■ What the task asks ■
From the listing below, work out how many lines contain "meaning". Reply with that number only.

■ Given information ■
────────────────────

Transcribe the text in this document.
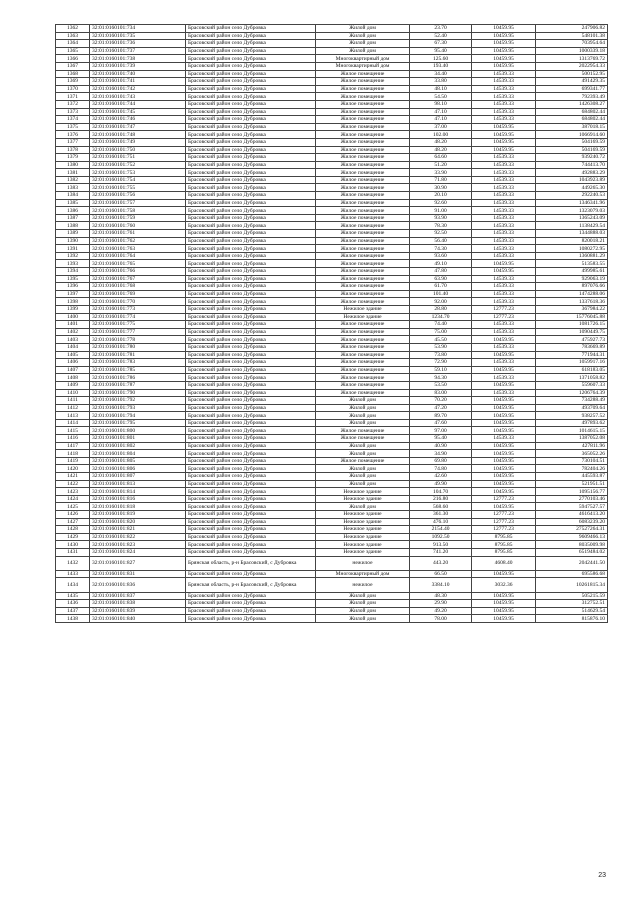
1362	32:01:0160101:734	Брасовский район село Дубровка	Жилой дом	23.70	10459.95	247906.82
1363	32:01:0160101:735	Брасовский район село Дубровка	Жилой дом	52.40	10459.95	548101.38
1364	32:01:0160101:736	Брасовский район село Дубровка	Жилой дом	67.30	10459.95	703954.64
1365	32:01:0160101:737	Брасовский район село Дубровка	Жилой дом	95.40	10459.95	1000339.18
1366	32:01:0160101:738	Брасовский район село Дубровка	Многоквартирный дом	125.60	10459.95	1313769.72
1367	32:01:0160101:739	Брасовский район село Дубровка	Многоквартирный дом	193.40	10459.95	2022954.33
1368	32:01:0160101:740	Брасовский район село Дубровка	Жилое помещение	34.40	14539.33	500152.95
1369	32:01:0160101:741	Брасовский район село Дубровка	Жилое помещение	33.80	14539.33	491429.35
1370	32:01:0160101:742	Брасовский район село Дубровка	Жилое помещение	48.10	14539.33	699341.77
1371	32:01:0160101:743	Брасовский район село Дубровка	Жилое помещение	54.50	14539.33	792393.49
1372	32:01:0160101:744	Брасовский район село Дубровка	Жилое помещение	98.10	14539.33	1426308.27
1373	32:01:0160101:745	Брасовский район село Дубровка	Жилое помещение	47.10	14539.33	684802.44
1374	32:01:0160101:746	Брасовский район село Дубровка	Жилое помещение	47.10	14539.33	684802.44
1375	32:01:0160101:747	Брасовский район село Дубровка	Жилое помещение	37.00	10459.95	387018.15
1376	32:01:0160101:748	Брасовский район село Дубровка	Жилое помещение	102.00	10459.95	1066914.60
1377	32:01:0160101:749	Брасовский район село Дубровка	Жилое помещение	48.20	10459.95	504169.59
1378	32:01:0160101:750	Брасовский район село Дубровка	Жилое помещение	48.20	10459.95	504169.59
1379	32:01:0160101:751	Брасовский район село Дубровка	Жилое помещение	64.60	14539.33	939240.72
1380	32:01:0160101:752	Брасовский район село Дубровка	Жилое помещение	51.20	14539.33	744413.70
1381	32:01:0160101:753	Брасовский район село Дубровка	Жилое помещение	33.90	14539.33	492883.29
1382	32:01:0160101:754	Брасовский район село Дубровка	Жилое помещение	71.80	14539.33	1043923.89
1383	32:01:0160101:755	Брасовский район село Дубровка	Жилое помещение	30.90	14539.33	449265.30
1384	32:01:0160101:756	Брасовский район село Дубровка	Жилое помещение	20.10	14539.33	292240.53
1385	32:01:0160101:757	Брасовский район село Дубровка	Жилое помещение	92.60	14539.33	1346341.96
1386	32:01:0160101:758	Брасовский район село Дубровка	Жилое помещение	91.00	14539.33	1323079.03
1387	32:01:0160101:759	Брасовский район село Дубровка	Жилое помещение	93.90	14539.33	1365243.09
1388	32:01:0160101:760	Брасовский район село Дубровка	Жилое помещение	78.30	14539.33	1138429.54
1389	32:01:0160101:761	Брасовский район село Дубровка	Жилое помещение	92.50	14539.33	1344888.03
1390	32:01:0160101:762	Брасовский район село Дубровка	Жилое помещение	56.40	14539.33	820018.21
1391	32:01:0160101:763	Брасовский район село Дубровка	Жилое помещение	74.30	14539.33	1080272.95
1392	32:01:0160101:764	Брасовский район село Дубровка	Жилое помещение	93.60	14539.33	1360881.29
1393	32:01:0160101:765	Брасовский район село Дубровка	Жилое помещение	49.10	10459.95	513583.55
1394	32:01:0160101:766	Брасовский район село Дубровка	Жилое помещение	47.80	10459.95	499985.61
1395	32:01:0160101:767	Брасовский район село Дубровка	Жилое помещение	63.90	14539.33	929063.19
1396	32:01:0160101:768	Брасовский район село Дубровка	Жилое помещение	61.70	14539.33	897076.66
1397	32:01:0160101:769	Брасовский район село Дубровка	Жилое помещение	101.40	14539.33	1474288.06
1398	32:01:0160101:770	Брасовский район село Дубровка	Жилое помещение	92.00	14539.33	1337618.36
1399	32:01:0160101:773	Брасовский район село Дубровка	Нежилое здание	28.80	12777.23	367984.22
1400	32:01:0160101:774	Брасовский район село Дубровка	Нежилое здание	1234.70	12777.23	15776045.88
1401	32:01:0160101:775	Брасовский район село Дубровка	Жилое помещение	74.40	14539.33	1081726.15
1402	32:01:0160101:777	Брасовский район село Дубровка	Жилое помещение	75.00	14539.33	1090449.75
1403	32:01:0160101:778	Брасовский район село Дубровка	Жилое помещение	45.50	10459.95	475927.73
1404	32:01:0160101:780	Брасовский район село Дубровка	Жилое помещение	53.90	14539.33	783669.89
1405	32:01:0160101:781	Брасовский район село Дубровка	Жилое помещение	73.80	10459.95	771944.31
1406	32:01:0160101:783	Брасовский район село Дубровка	Жилое помещение	72.90	14539.33	1059917.16
1407	32:01:0160101:785	Брасовский район село Дубровка	Жилое помещение	59.10	10459.95	618183.05
1408	32:01:0160101:786	Брасовский район село Дубровка	Жилое помещение	94.30	14539.33	1371058.82
1409	32:01:0160101:787	Брасовский район село Дубровка	Жилое помещение	53.50	10459.95	559607.33
1410	32:01:0160101:790	Брасовский район село Дубровка	Жилое помещение	83.00	14539.33	1206764.39
1411	32:01:0160101:792	Брасовский район село Дубровка	Жилой дом	70.20	10459.95	734288.49
1412	32:01:0160101:793	Брасовский район село Дубровка	Жилой дом	47.20	10459.95	493709.64
1413	32:01:0160101:794	Брасовский район село Дубровка	Жилой дом	89.70	10459.95	938257.52
1414	32:01:0160101:795	Брасовский район село Дубровка	Жилой дом	47.60	10459.95	497893.62
1415	32:01:0160101:800	Брасовский район село Дубровка	Жилое помещение	97.00	10459.95	1014615.15
1416	32:01:0160101:801	Брасовский район село Дубровка	Жилое помещение	95.40	14539.33	1387052.08
1417	32:01:0160101:802	Брасовский район село Дубровка	Жилой дом	40.90	10459.95	427811.96
1418	32:01:0160101:804	Брасовский район село Дубровка	Жилой дом	34.90	10459.95	365052.26
1419	32:01:0160101:805	Брасовский район село Дубровка	Жилое помещение	69.80	10459.95	730104.51
1420	32:01:0160101:806	Брасовский район село Дубровка	Жилой дом	74.80	10459.95	782404.26
1421	32:01:0160101:807	Брасовский район село Дубровка	Жилой дом	42.60	10459.95	445593.87
1422	32:01:0160101:813	Брасовский район село Дубровка	Жилой дом	49.90	10459.95	521951.51
1423	32:01:0160101:814	Брасовский район село Дубровка	Нежилое здание	104.70	10459.95	1095156.77
1424	32:01:0160101:816	Брасовский район село Дубровка	Нежилое здание	216.80	12777.23	2770103.46
1425	32:01:0160101:818	Брасовский район село Дубровка	Жилой дом	568.60	10459.95	5947527.57
1426	32:01:0160101:819	Брасовский район село Дубровка	Нежилое здание	361.30	12777.23	4616413.20
1427	32:01:0160101:820	Брасовский район село Дубровка	Нежилое здание	476.10	12777.23	6083239.20
1428	32:01:0160101:821	Брасовский район село Дубровка	Нежилое здание	2154.40	12777.23	27527264.31
1429	32:01:0160101:822	Брасовский район село Дубровка	Нежилое здание	1092.50	8795.85	9609466.13
1430	32:01:0160101:823	Брасовский район село Дубровка	Нежилое здание	913.50	8795.85	8035009.98
1431	32:01:0160101:824	Брасовский район село Дубровка	Нежилое здание	741.20	8795.85	6519484.02
1432	32:01:0160101:827	Брянская область, р-н Брасовский, с Дубровка	нежилое	443.20	4608.40	2042441.50
1433	32:01:0160101:831	Брасовский район село Дубровка	Многоквартирный дом	66.50	10459.95	695586.68
1434	32:01:0160101:836	Брянская область, р-н Брасовский, с Дубровка	нежилое	3384.10	3032.36	10261815.34
1435	32:01:0160101:837	Брасовский район село Дубровка	Жилой дом	48.30	10459.95	505215.59
1436	32:01:0160101:838	Брасовский район село Дубровка	Жилой дом	29.90	10459.95	312752.51
1437	32:01:0160101:839	Брасовский район село Дубровка	Жилой дом	49.20	10459.95	514629.54
1438	32:01:0160101:840	Брасовский район село Дубровка	Жилой дом	78.00	10459.95	815876.10
23
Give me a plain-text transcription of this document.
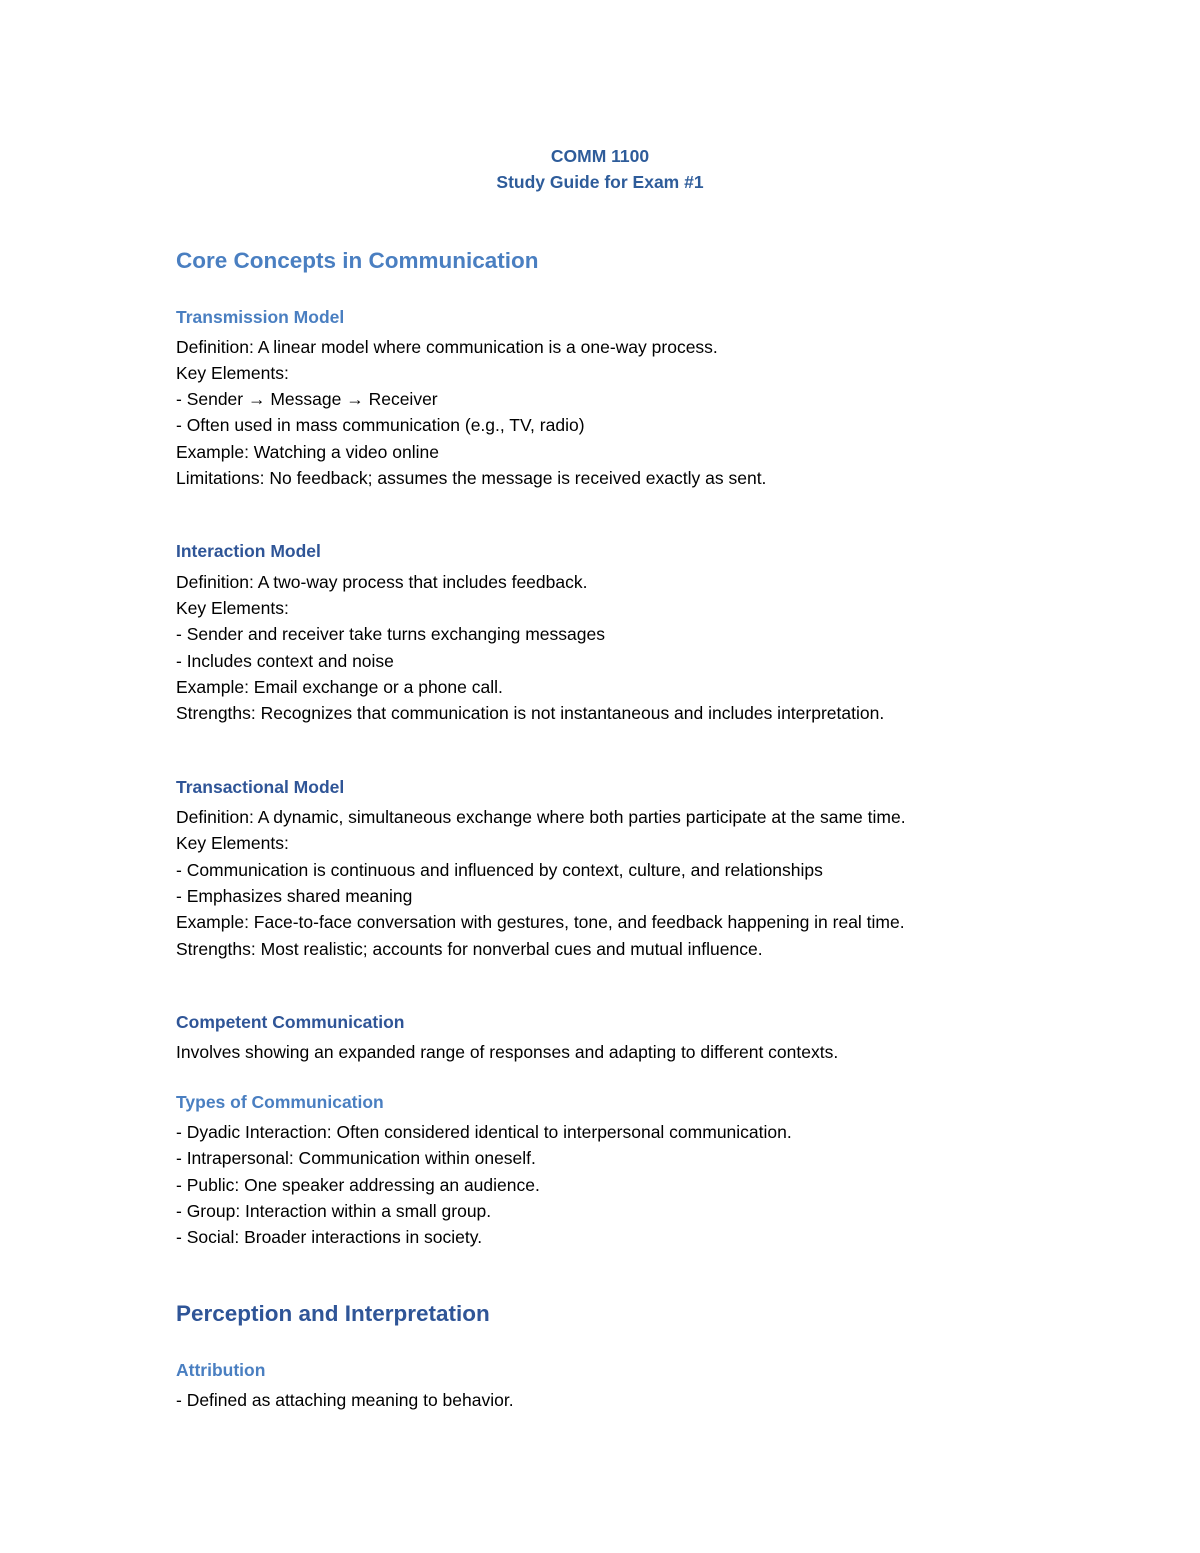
COMM 1100
Study Guide for Exam #1
Core Concepts in Communication
Transmission Model
Definition: A linear model where communication is a one-way process.
Key Elements:
- Sender → Message → Receiver
- Often used in mass communication (e.g., TV, radio)
Example: Watching a video online
Limitations: No feedback; assumes the message is received exactly as sent.
Interaction Model
Definition: A two-way process that includes feedback.
Key Elements:
- Sender and receiver take turns exchanging messages
- Includes context and noise
Example: Email exchange or a phone call.
Strengths: Recognizes that communication is not instantaneous and includes interpretation.
Transactional Model
Definition: A dynamic, simultaneous exchange where both parties participate at the same time.
Key Elements:
- Communication is continuous and influenced by context, culture, and relationships
- Emphasizes shared meaning
Example: Face-to-face conversation with gestures, tone, and feedback happening in real time.
Strengths: Most realistic; accounts for nonverbal cues and mutual influence.
Competent Communication
Involves showing an expanded range of responses and adapting to different contexts.
Types of Communication
- Dyadic Interaction: Often considered identical to interpersonal communication.
- Intrapersonal: Communication within oneself.
- Public: One speaker addressing an audience.
- Group: Interaction within a small group.
- Social: Broader interactions in society.
Perception and Interpretation
Attribution
- Defined as attaching meaning to behavior.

────────────────────

■ Written solution ■
2